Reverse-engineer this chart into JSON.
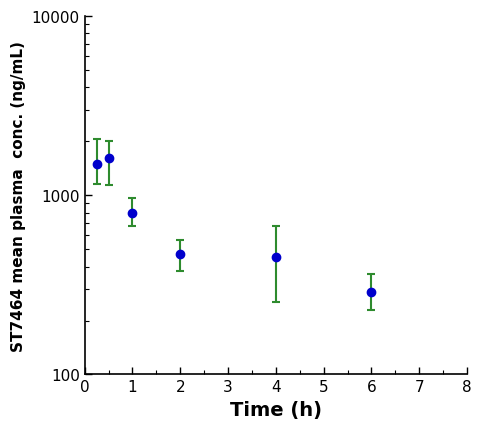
{
  "x": [
    0.25,
    0.5,
    1.0,
    2.0,
    4.0,
    6.0
  ],
  "y": [
    1500,
    1620,
    800,
    470,
    450,
    290
  ],
  "y_err_upper": [
    550,
    380,
    170,
    90,
    220,
    75
  ],
  "y_err_lower": [
    350,
    480,
    130,
    90,
    195,
    60
  ],
  "line_color": "#2e8b2e",
  "marker_color": "#0000cc",
  "marker_size": 6,
  "line_width": 1.5,
  "xlabel": "Time (h)",
  "ylabel": "ST7464 mean plasma  conc. (ng/mL)",
  "xlim": [
    0,
    8
  ],
  "xticks": [
    0,
    1,
    2,
    3,
    4,
    5,
    6,
    7,
    8
  ],
  "ylim": [
    100,
    10000
  ],
  "background_color": "#ffffff",
  "xlabel_fontsize": 14,
  "ylabel_fontsize": 11,
  "tick_fontsize": 11,
  "xlabel_fontweight": "bold",
  "ylabel_fontweight": "bold"
}
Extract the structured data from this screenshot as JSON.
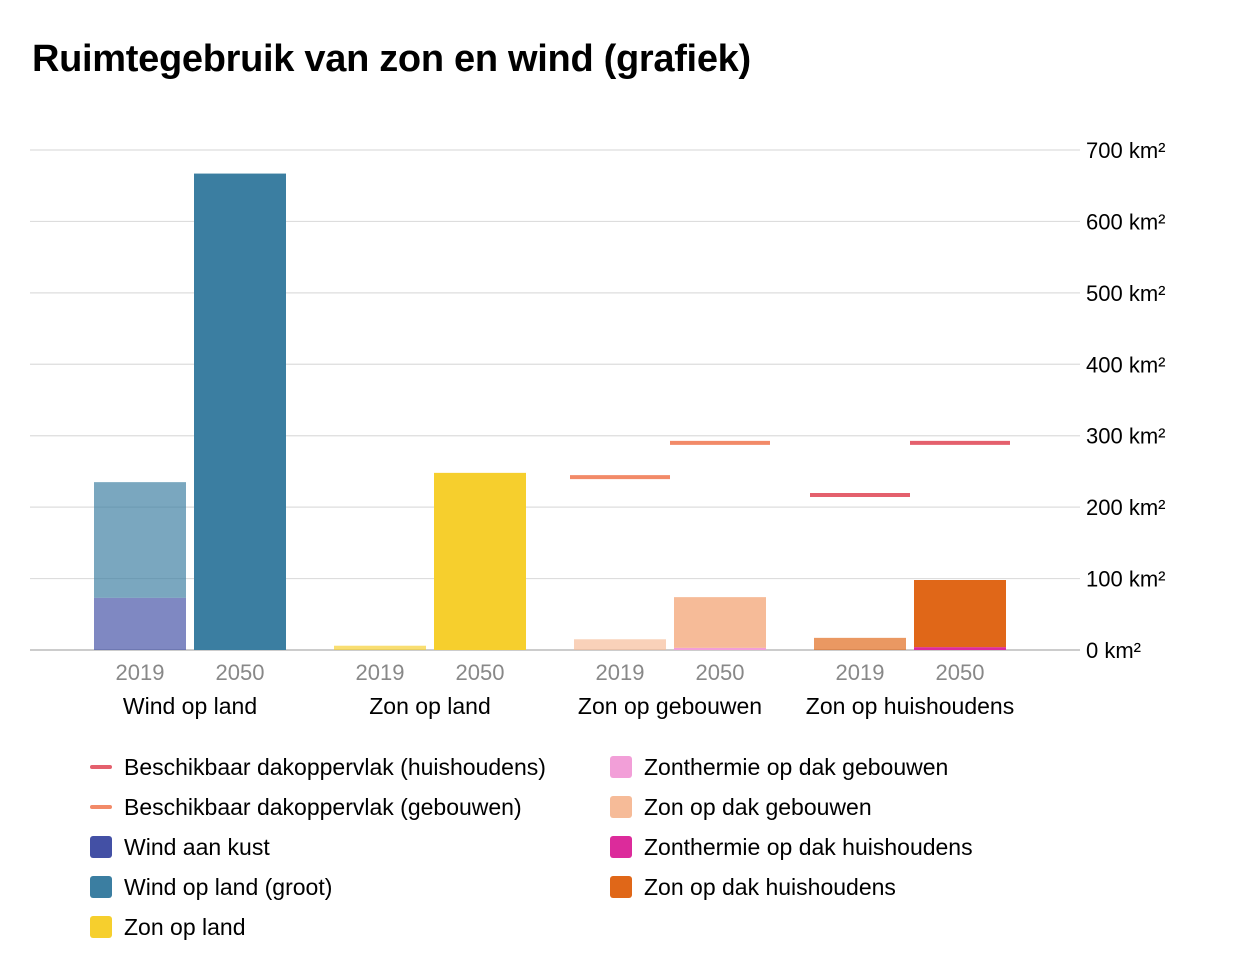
{
  "title": "Ruimtegebruik van zon en wind (grafiek)",
  "chart_data": {
    "type": "bar",
    "stacked": true,
    "title": "Ruimtegebruik van zon en wind (grafiek)",
    "unit": "km²",
    "ylim": [
      0,
      700
    ],
    "yticks": [
      0,
      100,
      200,
      300,
      400,
      500,
      600,
      700
    ],
    "ytick_labels": [
      "0 km²",
      "100 km²",
      "200 km²",
      "300 km²",
      "400 km²",
      "500 km²",
      "600 km²",
      "700 km²"
    ],
    "y_axis_side": "right",
    "grid": true,
    "legend_placement": "bottom",
    "groups": [
      {
        "label": "Wind op land",
        "bars": [
          {
            "label": "2019",
            "segments": [
              {
                "series": "Wind aan kust",
                "value": 73
              },
              {
                "series": "Wind op land (groot)",
                "value": 162
              }
            ]
          },
          {
            "label": "2050",
            "segments": [
              {
                "series": "Wind op land (groot)",
                "value": 667
              }
            ]
          }
        ]
      },
      {
        "label": "Zon op land",
        "bars": [
          {
            "label": "2019",
            "segments": [
              {
                "series": "Zon op land",
                "value": 6
              }
            ]
          },
          {
            "label": "2050",
            "segments": [
              {
                "series": "Zon op land",
                "value": 248
              }
            ]
          }
        ]
      },
      {
        "label": "Zon op gebouwen",
        "bars": [
          {
            "label": "2019",
            "segments": [
              {
                "series": "Zon op dak gebouwen",
                "value": 15
              }
            ],
            "reference": {
              "series": "Beschikbaar dakoppervlak (gebouwen)",
              "value": 242
            }
          },
          {
            "label": "2050",
            "segments": [
              {
                "series": "Zonthermie op dak gebouwen",
                "value": 3
              },
              {
                "series": "Zon op dak gebouwen",
                "value": 71
              }
            ],
            "reference": {
              "series": "Beschikbaar dakoppervlak (gebouwen)",
              "value": 290
            }
          }
        ]
      },
      {
        "label": "Zon op huishoudens",
        "bars": [
          {
            "label": "2019",
            "segments": [
              {
                "series": "Zon op dak huishoudens",
                "value": 17
              }
            ],
            "reference": {
              "series": "Beschikbaar dakoppervlak (huishoudens)",
              "value": 217
            }
          },
          {
            "label": "2050",
            "segments": [
              {
                "series": "Zonthermie op dak huishoudens",
                "value": 4
              },
              {
                "series": "Zon op dak huishoudens",
                "value": 94
              }
            ],
            "reference": {
              "series": "Beschikbaar dakoppervlak (huishoudens)",
              "value": 290
            }
          }
        ]
      }
    ],
    "series": [
      {
        "name": "Beschikbaar dakoppervlak (huishoudens)",
        "kind": "line",
        "color": "#e4606d"
      },
      {
        "name": "Beschikbaar dakoppervlak (gebouwen)",
        "kind": "line",
        "color": "#f28a68"
      },
      {
        "name": "Wind aan kust",
        "kind": "bar",
        "color": "#4350a5"
      },
      {
        "name": "Wind op land (groot)",
        "kind": "bar",
        "color": "#3b7ea1"
      },
      {
        "name": "Zon op land",
        "kind": "bar",
        "color": "#f6cf2d"
      },
      {
        "name": "Zonthermie op dak gebouwen",
        "kind": "bar",
        "color": "#f29fd8"
      },
      {
        "name": "Zon op dak gebouwen",
        "kind": "bar",
        "color": "#f6bb98"
      },
      {
        "name": "Zonthermie op dak huishoudens",
        "kind": "bar",
        "color": "#dc2b9b"
      },
      {
        "name": "Zon op dak huishoudens",
        "kind": "bar",
        "color": "#e06718"
      }
    ],
    "faded_bar_label": "2019",
    "colors": {
      "grid": "#dddddd",
      "axis_text": "#000000",
      "year_text": "#888888"
    }
  }
}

• _Instruction_
Write out the records above exactly as they appear, leaving out any pictures.

• _Written solution_
Reverse-engineer this chart into JSON.
{
  "x": [
    0.25,
    0.5,
    1.0,
    2.0,
    4.0,
    6.0
  ],
  "y": [
    1500,
    1620,
    800,
    470,
    450,
    290
  ],
  "y_err_upper": [
    550,
    380,
    170,
    90,
    220,
    75
  ],
  "y_err_lower": [
    350,
    480,
    130,
    90,
    195,
    60
  ],
  "line_color": "#2e8b2e",
  "marker_color": "#0000cc",
  "marker_size": 6,
  "line_width": 1.5,
  "xlabel": "Time (h)",
  "ylabel": "ST7464 mean plasma  conc. (ng/mL)",
  "xlim": [
    0,
    8
  ],
  "xticks": [
    0,
    1,
    2,
    3,
    4,
    5,
    6,
    7,
    8
  ],
  "ylim": [
    100,
    10000
  ],
  "background_color": "#ffffff",
  "xlabel_fontsize": 14,
  "ylabel_fontsize": 11,
  "tick_fontsize": 11,
  "xlabel_fontweight": "bold",
  "ylabel_fontweight": "bold"
}
Extract the structured data from this screenshot as JSON.
{
  "title": "Ruimtegebruik van zon en wind (grafiek)",
  "chart_data": {
    "type": "bar",
    "stacked": true,
    "title": "Ruimtegebruik van zon en wind (grafiek)",
    "unit": "km²",
    "ylim": [
      0,
      700
    ],
    "yticks": [
      0,
      100,
      200,
      300,
      400,
      500,
      600,
      700
    ],
    "ytick_labels": [
      "0 km²",
      "100 km²",
      "200 km²",
      "300 km²",
      "400 km²",
      "500 km²",
      "600 km²",
      "700 km²"
    ],
    "y_axis_side": "right",
    "grid": true,
    "legend_placement": "bottom",
    "groups": [
      {
        "label": "Wind op land",
        "bars": [
          {
            "label": "2019",
            "segments": [
              {
                "series": "Wind aan kust",
                "value": 73
              },
              {
                "series": "Wind op land (groot)",
                "value": 162
              }
            ]
          },
          {
            "label": "2050",
            "segments": [
              {
                "series": "Wind op land (groot)",
                "value": 667
              }
            ]
          }
        ]
      },
      {
        "label": "Zon op land",
        "bars": [
          {
            "label": "2019",
            "segments": [
              {
                "series": "Zon op land",
                "value": 6
              }
            ]
          },
          {
            "label": "2050",
            "segments": [
              {
                "series": "Zon op land",
                "value": 248
              }
            ]
          }
        ]
      },
      {
        "label": "Zon op gebouwen",
        "bars": [
          {
            "label": "2019",
            "segments": [
              {
                "series": "Zon op dak gebouwen",
                "value": 15
              }
            ],
            "reference": {
              "series": "Beschikbaar dakoppervlak (gebouwen)",
              "value": 242
            }
          },
          {
            "label": "2050",
            "segments": [
              {
                "series": "Zonthermie op dak gebouwen",
                "value": 3
              },
              {
                "series": "Zon op dak gebouwen",
                "value": 71
              }
            ],
            "reference": {
              "series": "Beschikbaar dakoppervlak (gebouwen)",
              "value": 290
            }
          }
        ]
      },
      {
        "label": "Zon op huishoudens",
        "bars": [
          {
            "label": "2019",
            "segments": [
              {
                "series": "Zon op dak huishoudens",
                "value": 17
              }
            ],
            "reference": {
              "series": "Beschikbaar dakoppervlak (huishoudens)",
              "value": 217
            }
          },
          {
            "label": "2050",
            "segments": [
              {
                "series": "Zonthermie op dak huishoudens",
                "value": 4
              },
              {
                "series": "Zon op dak huishoudens",
                "value": 94
              }
            ],
            "reference": {
              "series": "Beschikbaar dakoppervlak (huishoudens)",
              "value": 290
            }
          }
        ]
      }
    ],
    "series": [
      {
        "name": "Beschikbaar dakoppervlak (huishoudens)",
        "kind": "line",
        "color": "#e4606d"
      },
      {
        "name": "Beschikbaar dakoppervlak (gebouwen)",
        "kind": "line",
        "color": "#f28a68"
      },
      {
        "name": "Wind aan kust",
        "kind": "bar",
        "color": "#4350a5"
      },
      {
        "name": "Wind op land (groot)",
        "kind": "bar",
        "color": "#3b7ea1"
      },
      {
        "name": "Zon op land",
        "kind": "bar",
        "color": "#f6cf2d"
      },
      {
        "name": "Zonthermie op dak gebouwen",
        "kind": "bar",
        "color": "#f29fd8"
      },
      {
        "name": "Zon op dak gebouwen",
        "kind": "bar",
        "color": "#f6bb98"
      },
      {
        "name": "Zonthermie op dak huishoudens",
        "kind": "bar",
        "color": "#dc2b9b"
      },
      {
        "name": "Zon op dak huishoudens",
        "kind": "bar",
        "color": "#e06718"
      }
    ],
    "faded_bar_label": "2019",
    "colors": {
      "grid": "#dddddd",
      "axis_text": "#000000",
      "year_text": "#888888"
    }
  }
}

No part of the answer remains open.